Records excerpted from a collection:
----

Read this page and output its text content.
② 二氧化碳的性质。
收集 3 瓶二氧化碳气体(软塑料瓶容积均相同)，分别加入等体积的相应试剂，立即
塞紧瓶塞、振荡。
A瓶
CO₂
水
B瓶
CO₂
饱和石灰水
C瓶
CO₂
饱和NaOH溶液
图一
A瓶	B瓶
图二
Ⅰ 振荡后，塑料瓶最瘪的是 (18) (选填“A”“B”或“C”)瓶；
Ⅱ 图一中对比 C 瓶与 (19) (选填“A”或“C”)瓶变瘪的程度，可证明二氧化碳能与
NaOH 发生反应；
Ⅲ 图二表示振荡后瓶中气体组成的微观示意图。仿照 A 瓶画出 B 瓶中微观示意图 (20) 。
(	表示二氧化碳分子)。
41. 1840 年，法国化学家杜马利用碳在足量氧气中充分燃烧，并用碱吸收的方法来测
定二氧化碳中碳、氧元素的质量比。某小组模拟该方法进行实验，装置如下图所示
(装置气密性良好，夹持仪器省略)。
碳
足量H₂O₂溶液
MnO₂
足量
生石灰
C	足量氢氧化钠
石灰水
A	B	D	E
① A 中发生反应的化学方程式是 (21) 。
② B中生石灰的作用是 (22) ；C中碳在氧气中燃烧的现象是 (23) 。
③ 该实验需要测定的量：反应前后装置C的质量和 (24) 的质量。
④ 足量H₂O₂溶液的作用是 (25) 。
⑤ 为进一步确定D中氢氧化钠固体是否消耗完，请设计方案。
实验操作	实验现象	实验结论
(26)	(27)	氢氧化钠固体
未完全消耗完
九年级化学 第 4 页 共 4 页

----

Required task:
Retype all of the material, keeping each line exact.

Answer for the task:
Read this page and output its text content.
② 二氧化碳的性质。
收集 3 瓶二氧化碳气体(软塑料瓶容积均相同)，分别加入等体积的相应试剂，立即
塞紧瓶塞、振荡。
A瓶
CO₂
水
B瓶
CO₂
饱和石灰水
C瓶
CO₂
饱和NaOH溶液
图一
A瓶	B瓶
图二
Ⅰ 振荡后，塑料瓶最瘪的是 (18) (选填“A”“B”或“C”)瓶；
Ⅱ 图一中对比 C 瓶与 (19) (选填“A”或“C”)瓶变瘪的程度，可证明二氧化碳能与
NaOH 发生反应；
Ⅲ 图二表示振荡后瓶中气体组成的微观示意图。仿照 A 瓶画出 B 瓶中微观示意图 (20) 。
(	表示二氧化碳分子)。
41. 1840 年，法国化学家杜马利用碳在足量氧气中充分燃烧，并用碱吸收的方法来测
定二氧化碳中碳、氧元素的质量比。某小组模拟该方法进行实验，装置如下图所示
(装置气密性良好，夹持仪器省略)。
碳
足量H₂O₂溶液
MnO₂
足量
生石灰
C	足量氢氧化钠
石灰水
A	B	D	E
① A 中发生反应的化学方程式是 (21) 。
② B中生石灰的作用是 (22) ；C中碳在氧气中燃烧的现象是 (23) 。
③ 该实验需要测定的量：反应前后装置C的质量和 (24) 的质量。
④ 足量H₂O₂溶液的作用是 (25) 。
⑤ 为进一步确定D中氢氧化钠固体是否消耗完，请设计方案。
实验操作	实验现象	实验结论
(26)	(27)	氢氧化钠固体
未完全消耗完
九年级化学 第 4 页 共 4 页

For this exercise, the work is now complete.